WHAT TO WORK ON:
Nothing in the data should change when you return it, but leave the pictures out.

Records from a collection of figures:

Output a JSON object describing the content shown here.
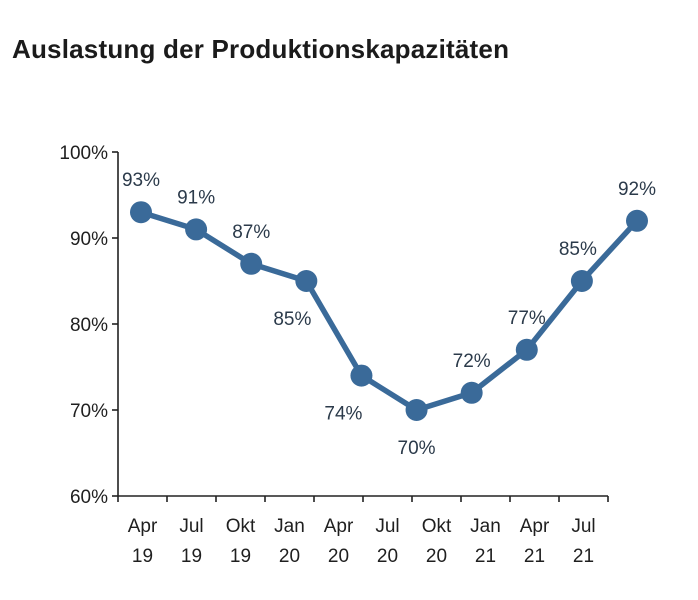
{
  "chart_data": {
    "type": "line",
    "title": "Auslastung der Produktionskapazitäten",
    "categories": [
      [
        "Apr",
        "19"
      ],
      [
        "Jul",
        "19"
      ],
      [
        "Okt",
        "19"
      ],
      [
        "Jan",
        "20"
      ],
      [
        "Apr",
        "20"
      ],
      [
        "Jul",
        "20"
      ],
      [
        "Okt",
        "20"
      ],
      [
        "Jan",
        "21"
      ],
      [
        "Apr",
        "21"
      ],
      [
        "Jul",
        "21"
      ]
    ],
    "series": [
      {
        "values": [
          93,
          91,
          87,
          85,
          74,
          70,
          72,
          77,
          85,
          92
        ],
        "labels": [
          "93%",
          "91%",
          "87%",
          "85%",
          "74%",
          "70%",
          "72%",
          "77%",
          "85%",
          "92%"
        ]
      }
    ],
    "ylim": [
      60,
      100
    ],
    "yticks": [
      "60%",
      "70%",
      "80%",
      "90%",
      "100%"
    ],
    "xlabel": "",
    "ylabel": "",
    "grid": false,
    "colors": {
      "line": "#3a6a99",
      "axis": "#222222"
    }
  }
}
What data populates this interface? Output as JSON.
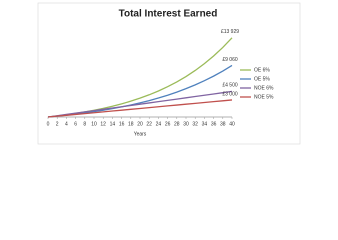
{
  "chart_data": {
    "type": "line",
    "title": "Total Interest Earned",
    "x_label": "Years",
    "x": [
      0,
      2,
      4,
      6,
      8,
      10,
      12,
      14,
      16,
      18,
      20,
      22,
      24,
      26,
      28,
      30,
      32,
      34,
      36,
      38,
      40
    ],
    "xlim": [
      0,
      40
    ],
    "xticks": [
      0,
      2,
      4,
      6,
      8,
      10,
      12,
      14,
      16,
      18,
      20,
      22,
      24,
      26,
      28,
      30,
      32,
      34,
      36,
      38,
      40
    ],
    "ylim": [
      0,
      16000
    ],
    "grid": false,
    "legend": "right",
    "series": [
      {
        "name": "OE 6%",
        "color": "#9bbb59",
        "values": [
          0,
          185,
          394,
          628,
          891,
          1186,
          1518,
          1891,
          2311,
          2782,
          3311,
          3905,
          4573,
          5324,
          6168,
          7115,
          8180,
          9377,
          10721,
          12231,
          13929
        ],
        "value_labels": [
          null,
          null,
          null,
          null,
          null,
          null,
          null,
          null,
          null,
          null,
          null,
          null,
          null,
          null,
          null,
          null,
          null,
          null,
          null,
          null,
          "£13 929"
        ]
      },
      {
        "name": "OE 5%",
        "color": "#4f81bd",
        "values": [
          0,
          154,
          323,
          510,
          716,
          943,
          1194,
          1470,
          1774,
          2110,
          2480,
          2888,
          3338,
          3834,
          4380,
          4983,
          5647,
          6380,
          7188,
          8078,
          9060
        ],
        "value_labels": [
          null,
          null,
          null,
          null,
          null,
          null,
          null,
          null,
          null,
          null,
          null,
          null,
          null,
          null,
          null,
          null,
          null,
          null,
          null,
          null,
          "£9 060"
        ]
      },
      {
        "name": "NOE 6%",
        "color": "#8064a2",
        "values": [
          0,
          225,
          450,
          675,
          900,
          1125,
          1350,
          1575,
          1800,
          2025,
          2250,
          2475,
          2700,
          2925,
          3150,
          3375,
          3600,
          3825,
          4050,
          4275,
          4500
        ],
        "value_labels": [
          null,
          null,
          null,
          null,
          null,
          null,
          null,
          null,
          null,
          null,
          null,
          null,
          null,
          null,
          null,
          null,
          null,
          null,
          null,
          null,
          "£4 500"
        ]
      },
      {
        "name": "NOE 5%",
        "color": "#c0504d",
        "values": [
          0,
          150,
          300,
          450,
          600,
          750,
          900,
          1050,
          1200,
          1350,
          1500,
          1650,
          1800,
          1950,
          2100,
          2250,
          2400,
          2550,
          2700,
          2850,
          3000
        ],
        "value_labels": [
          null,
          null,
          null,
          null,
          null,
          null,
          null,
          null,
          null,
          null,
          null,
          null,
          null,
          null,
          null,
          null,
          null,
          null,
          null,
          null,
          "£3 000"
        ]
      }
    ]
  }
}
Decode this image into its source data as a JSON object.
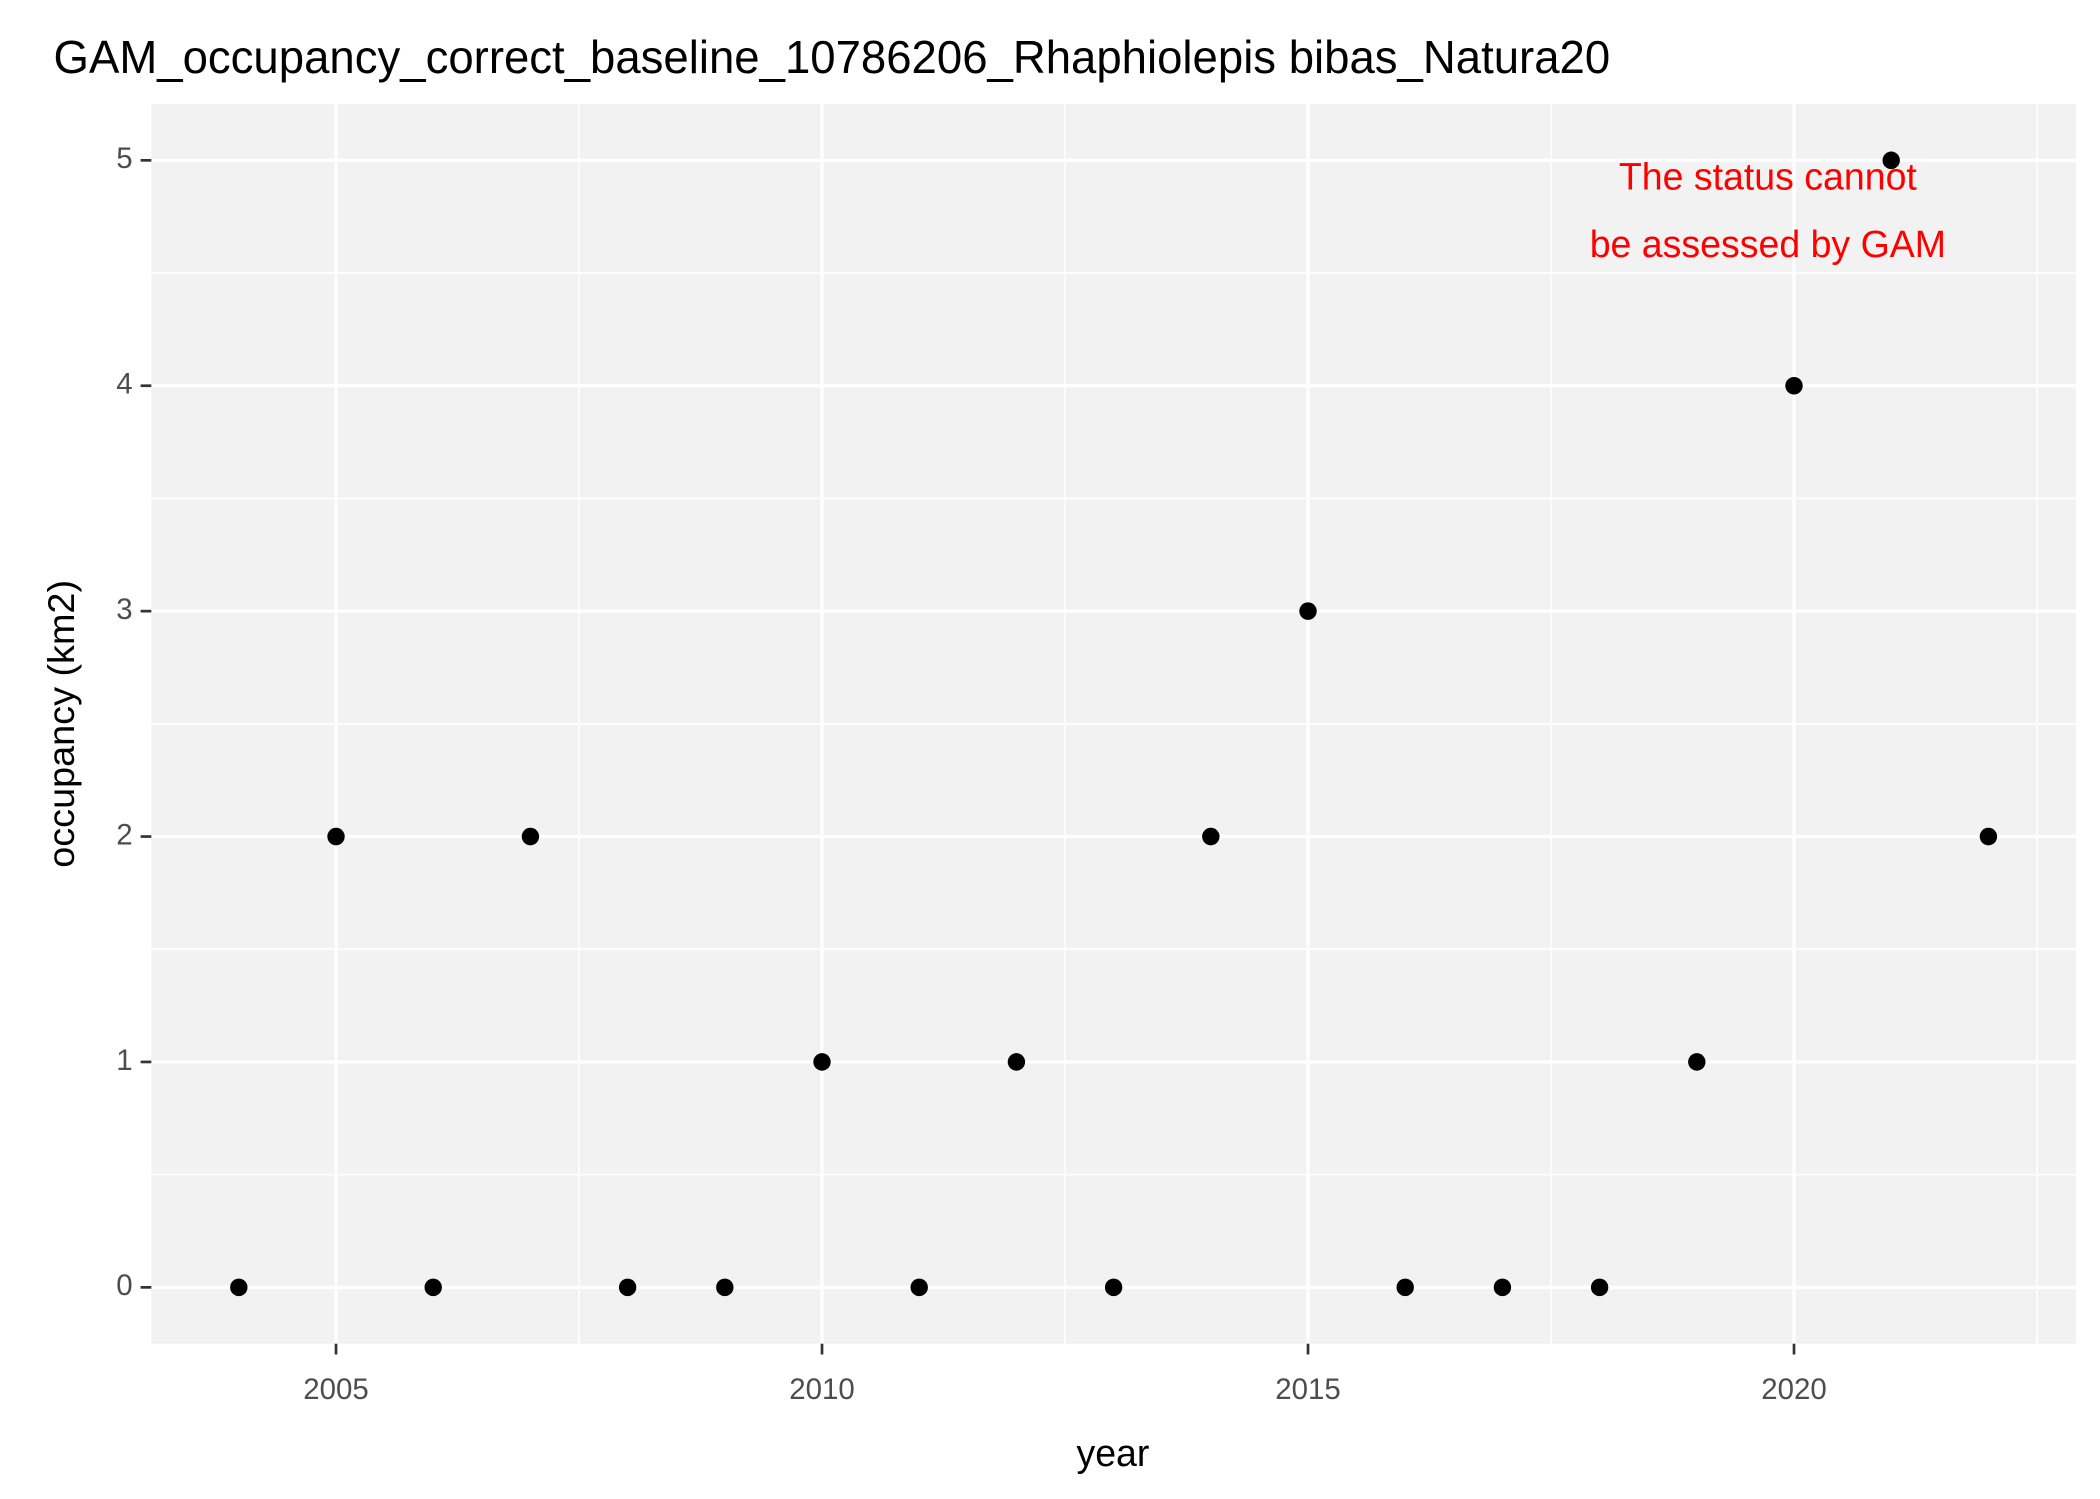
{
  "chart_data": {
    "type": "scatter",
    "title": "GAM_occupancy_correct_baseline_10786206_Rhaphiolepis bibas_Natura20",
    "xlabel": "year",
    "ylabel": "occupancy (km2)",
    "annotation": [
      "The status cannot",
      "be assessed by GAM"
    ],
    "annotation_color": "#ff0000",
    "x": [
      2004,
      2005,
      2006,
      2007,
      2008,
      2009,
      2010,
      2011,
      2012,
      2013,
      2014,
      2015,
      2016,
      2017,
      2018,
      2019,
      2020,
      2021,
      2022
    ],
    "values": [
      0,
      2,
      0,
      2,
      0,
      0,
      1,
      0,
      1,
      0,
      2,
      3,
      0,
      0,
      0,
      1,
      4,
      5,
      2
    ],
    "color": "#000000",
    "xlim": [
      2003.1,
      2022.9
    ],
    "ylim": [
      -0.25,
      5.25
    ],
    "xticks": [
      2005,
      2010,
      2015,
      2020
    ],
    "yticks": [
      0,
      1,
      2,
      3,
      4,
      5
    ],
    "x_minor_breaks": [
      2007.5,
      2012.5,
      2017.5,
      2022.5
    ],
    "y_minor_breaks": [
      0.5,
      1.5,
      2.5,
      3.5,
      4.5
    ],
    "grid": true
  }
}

FULL RESPONSE:
Output a JSON object describing the content shown here.
{
  "chart_data": {
    "type": "line",
    "title": "Auslastung der Produktionskapazitäten",
    "categories": [
      [
        "Apr",
        "19"
      ],
      [
        "Jul",
        "19"
      ],
      [
        "Okt",
        "19"
      ],
      [
        "Jan",
        "20"
      ],
      [
        "Apr",
        "20"
      ],
      [
        "Jul",
        "20"
      ],
      [
        "Okt",
        "20"
      ],
      [
        "Jan",
        "21"
      ],
      [
        "Apr",
        "21"
      ],
      [
        "Jul",
        "21"
      ]
    ],
    "series": [
      {
        "values": [
          93,
          91,
          87,
          85,
          74,
          70,
          72,
          77,
          85,
          92
        ],
        "labels": [
          "93%",
          "91%",
          "87%",
          "85%",
          "74%",
          "70%",
          "72%",
          "77%",
          "85%",
          "92%"
        ]
      }
    ],
    "ylim": [
      60,
      100
    ],
    "yticks": [
      "60%",
      "70%",
      "80%",
      "90%",
      "100%"
    ],
    "xlabel": "",
    "ylabel": "",
    "grid": false,
    "colors": {
      "line": "#3a6a99",
      "axis": "#222222"
    }
  }
}
What data populates this interface? Output as JSON.
{
  "chart_data": {
    "type": "line",
    "title": "Total Interest Earned",
    "x_label": "Years",
    "x": [
      0,
      2,
      4,
      6,
      8,
      10,
      12,
      14,
      16,
      18,
      20,
      22,
      24,
      26,
      28,
      30,
      32,
      34,
      36,
      38,
      40
    ],
    "xlim": [
      0,
      40
    ],
    "xticks": [
      0,
      2,
      4,
      6,
      8,
      10,
      12,
      14,
      16,
      18,
      20,
      22,
      24,
      26,
      28,
      30,
      32,
      34,
      36,
      38,
      40
    ],
    "ylim": [
      0,
      16000
    ],
    "grid": false,
    "legend": "right",
    "series": [
      {
        "name": "OE 6%",
        "color": "#9bbb59",
        "values": [
          0,
          185,
          394,
          628,
          891,
          1186,
          1518,
          1891,
          2311,
          2782,
          3311,
          3905,
          4573,
          5324,
          6168,
          7115,
          8180,
          9377,
          10721,
          12231,
          13929
        ],
        "value_labels": [
          null,
          null,
          null,
          null,
          null,
          null,
          null,
          null,
          null,
          null,
          null,
          null,
          null,
          null,
          null,
          null,
          null,
          null,
          null,
          null,
          "£13 929"
        ]
      },
      {
        "name": "OE 5%",
        "color": "#4f81bd",
        "values": [
          0,
          154,
          323,
          510,
          716,
          943,
          1194,
          1470,
          1774,
          2110,
          2480,
          2888,
          3338,
          3834,
          4380,
          4983,
          5647,
          6380,
          7188,
          8078,
          9060
        ],
        "value_labels": [
          null,
          null,
          null,
          null,
          null,
          null,
          null,
          null,
          null,
          null,
          null,
          null,
          null,
          null,
          null,
          null,
          null,
          null,
          null,
          null,
          "£9 060"
        ]
      },
      {
        "name": "NOE 6%",
        "color": "#8064a2",
        "values": [
          0,
          225,
          450,
          675,
          900,
          1125,
          1350,
          1575,
          1800,
          2025,
          2250,
          2475,
          2700,
          2925,
          3150,
          3375,
          3600,
          3825,
          4050,
          4275,
          4500
        ],
        "value_labels": [
          null,
          null,
          null,
          null,
          null,
          null,
          null,
          null,
          null,
          null,
          null,
          null,
          null,
          null,
          null,
          null,
          null,
          null,
          null,
          null,
          "£4 500"
        ]
      },
      {
        "name": "NOE 5%",
        "color": "#c0504d",
        "values": [
          0,
          150,
          300,
          450,
          600,
          750,
          900,
          1050,
          1200,
          1350,
          1500,
          1650,
          1800,
          1950,
          2100,
          2250,
          2400,
          2550,
          2700,
          2850,
          3000
        ],
        "value_labels": [
          null,
          null,
          null,
          null,
          null,
          null,
          null,
          null,
          null,
          null,
          null,
          null,
          null,
          null,
          null,
          null,
          null,
          null,
          null,
          null,
          "£3 000"
        ]
      }
    ]
  }
}
Decode this image into its source data as a JSON object.
{
  "chart_data": {
    "type": "scatter",
    "title": "GAM_occupancy_correct_baseline_10786206_Rhaphiolepis bibas_Natura20",
    "xlabel": "year",
    "ylabel": "occupancy (km2)",
    "annotation": [
      "The status cannot",
      "be assessed by GAM"
    ],
    "annotation_color": "#ff0000",
    "x": [
      2004,
      2005,
      2006,
      2007,
      2008,
      2009,
      2010,
      2011,
      2012,
      2013,
      2014,
      2015,
      2016,
      2017,
      2018,
      2019,
      2020,
      2021,
      2022
    ],
    "values": [
      0,
      2,
      0,
      2,
      0,
      0,
      1,
      0,
      1,
      0,
      2,
      3,
      0,
      0,
      0,
      1,
      4,
      5,
      2
    ],
    "color": "#000000",
    "xlim": [
      2003.1,
      2022.9
    ],
    "ylim": [
      -0.25,
      5.25
    ],
    "xticks": [
      2005,
      2010,
      2015,
      2020
    ],
    "yticks": [
      0,
      1,
      2,
      3,
      4,
      5
    ],
    "x_minor_breaks": [
      2007.5,
      2012.5,
      2017.5,
      2022.5
    ],
    "y_minor_breaks": [
      0.5,
      1.5,
      2.5,
      3.5,
      4.5
    ],
    "grid": true
  }
}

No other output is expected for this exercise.